• Exercise objective: Answer with one number: the count of lines in the listing below that hold the word "title".

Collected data
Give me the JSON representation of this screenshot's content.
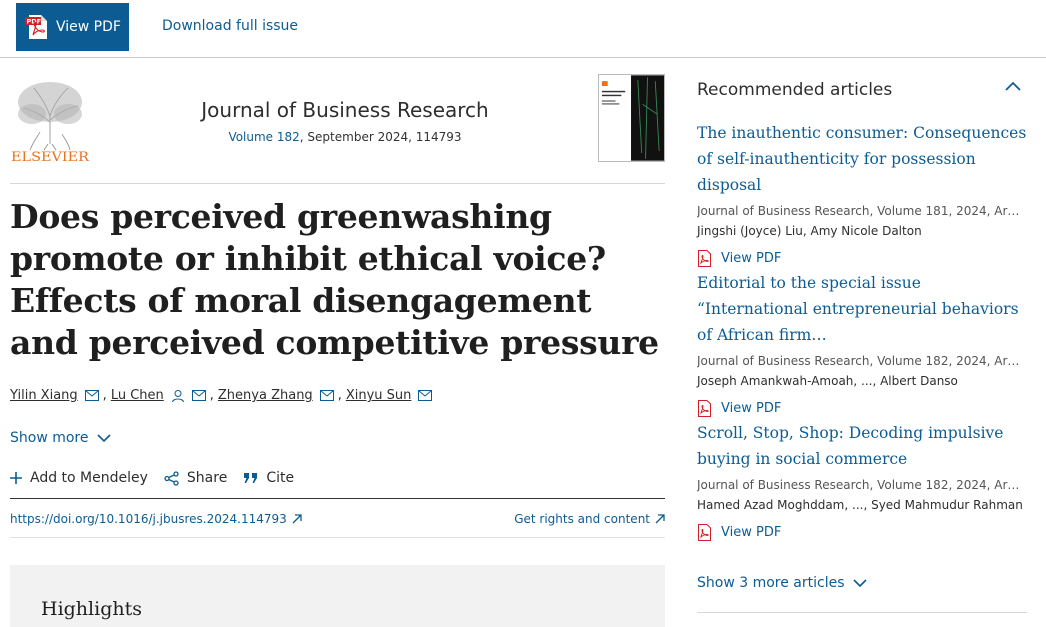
{
  "toolbar": {
    "view_pdf": "View PDF",
    "download_issue": "Download full issue"
  },
  "journal": {
    "publisher": "ELSEVIER",
    "title": "Journal of Business Research",
    "volume": "Volume 182",
    "details": ", September 2024, 114793"
  },
  "article": {
    "title": "Does perceived greenwashing promote or inhibit ethical voice? Effects of moral disengagement and perceived competitive pressure",
    "authors": [
      "Yilin Xiang",
      "Lu Chen",
      "Zhenya Zhang",
      "Xinyu Sun"
    ],
    "show_more": "Show more",
    "actions": {
      "mendeley": "Add to Mendeley",
      "share": "Share",
      "cite": "Cite"
    },
    "doi": "https://doi.org/10.1016/j.jbusres.2024.114793",
    "rights": "Get rights and content",
    "highlights": "Highlights"
  },
  "sidebar": {
    "heading": "Recommended articles",
    "items": [
      {
        "title": "The inauthentic consumer: Consequences of self-inauthenticity for possession disposal",
        "source": "Journal of Business Research, Volume 181, 2024, Articl…",
        "authors": "Jingshi (Joyce) Liu, Amy Nicole Dalton",
        "pdf": "View PDF"
      },
      {
        "title": "Editorial to the special issue “International entrepreneurial behaviors of African firm…",
        "source": "Journal of Business Research, Volume 182, 2024, Articl…",
        "authors": "Joseph Amankwah-Amoah, ..., Albert Danso",
        "pdf": "View PDF"
      },
      {
        "title": "Scroll, Stop, Shop: Decoding impulsive buying in social commerce",
        "source": "Journal of Business Research, Volume 182, 2024, Articl…",
        "authors": "Hamed Azad Moghddam, ..., Syed Mahmudur Rahman",
        "pdf": "View PDF"
      }
    ],
    "show_more": "Show 3 more articles"
  }
}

• Written response: 5